Convert every row below into a two-column CSV with the headers input and output, one CSV line per row. Put the row's text under input and its answer under output, each in a single quoted field with line breaks replaced by spaces.

--- Begin Material provided ---

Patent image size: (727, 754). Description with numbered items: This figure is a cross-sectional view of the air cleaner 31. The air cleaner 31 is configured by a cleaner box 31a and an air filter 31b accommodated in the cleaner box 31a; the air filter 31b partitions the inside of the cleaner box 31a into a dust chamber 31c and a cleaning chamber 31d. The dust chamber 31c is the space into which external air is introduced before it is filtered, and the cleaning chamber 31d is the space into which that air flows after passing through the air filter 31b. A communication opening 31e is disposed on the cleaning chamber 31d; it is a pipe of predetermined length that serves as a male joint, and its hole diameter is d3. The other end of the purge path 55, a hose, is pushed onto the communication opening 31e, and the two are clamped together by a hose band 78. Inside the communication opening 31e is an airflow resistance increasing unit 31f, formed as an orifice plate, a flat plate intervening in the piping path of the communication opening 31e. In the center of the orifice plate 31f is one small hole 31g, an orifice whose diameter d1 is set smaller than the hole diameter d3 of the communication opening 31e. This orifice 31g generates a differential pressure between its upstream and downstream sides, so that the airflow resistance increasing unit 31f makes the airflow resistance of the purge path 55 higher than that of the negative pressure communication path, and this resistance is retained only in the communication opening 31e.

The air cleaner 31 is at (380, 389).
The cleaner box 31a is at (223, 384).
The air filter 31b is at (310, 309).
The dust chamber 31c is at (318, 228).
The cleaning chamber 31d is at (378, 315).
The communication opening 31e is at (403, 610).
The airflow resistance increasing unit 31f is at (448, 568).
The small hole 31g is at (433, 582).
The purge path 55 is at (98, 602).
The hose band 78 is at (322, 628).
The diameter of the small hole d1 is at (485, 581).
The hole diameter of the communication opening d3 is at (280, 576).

--- End Material provided ---

#### [Complete response]
input,output
"Patent image size: (727, 754). Description with numbered items: This figure is a cross-sectional view of the air cleaner 31. The air cleaner 31 is configured by a cleaner box 31a and an air filter 31b accommodated in the cleaner box 31a; the air filter 31b partitions the inside of the cleaner box 31a into a dust chamber 31c and a cleaning chamber 31d. The dust chamber 31c is the space into which external air is introduced before it is filtered, and the cleaning chamber 31d is the space into which that air flows after passing through the air filter 31b. A communication opening 31e is disposed on the cleaning chamber 31d; it is a pipe of predetermined length that serves as a male joint, and its hole diameter is d3. The other end of the purge path 55, a hose, is pushed onto the communication opening 31e, and the two are clamped together by a hose band 78. Inside the communication opening 31e is an airflow resistance increasing unit 31f, formed as an orifice plate, a flat plate intervening in the piping path of the communication opening 31e. In the center of the orifice plate 31f is one small hole 31g, an orifice whose diameter d1 is set smaller than the hole diameter d3 of the communication opening 31e. This orifice 31g generates a differential pressure between its upstream and downstream sides, so that the airflow resistance increasing unit 31f makes the airflow resistance of the purge path 55 higher than that of the negative pressure communication path, and this resistance is retained only in the communication opening 31e.","The air cleaner 31 is at (380, 389). The cleaner box 31a is at (223, 384). The air filter 31b is at (310, 309). The dust chamber 31c is at (318, 228). The cleaning chamber 31d is at (378, 315). The communication opening 31e is at (403, 610). The airflow resistance increasing unit 31f is at (448, 568). The small hole 31g is at (433, 582). The purge path 55 is at (98, 602). The hose band 78 is at (322, 628). The diameter of the small hole d1 is at (485, 581). The hole diameter of the communication opening d3 is at (280, 576)."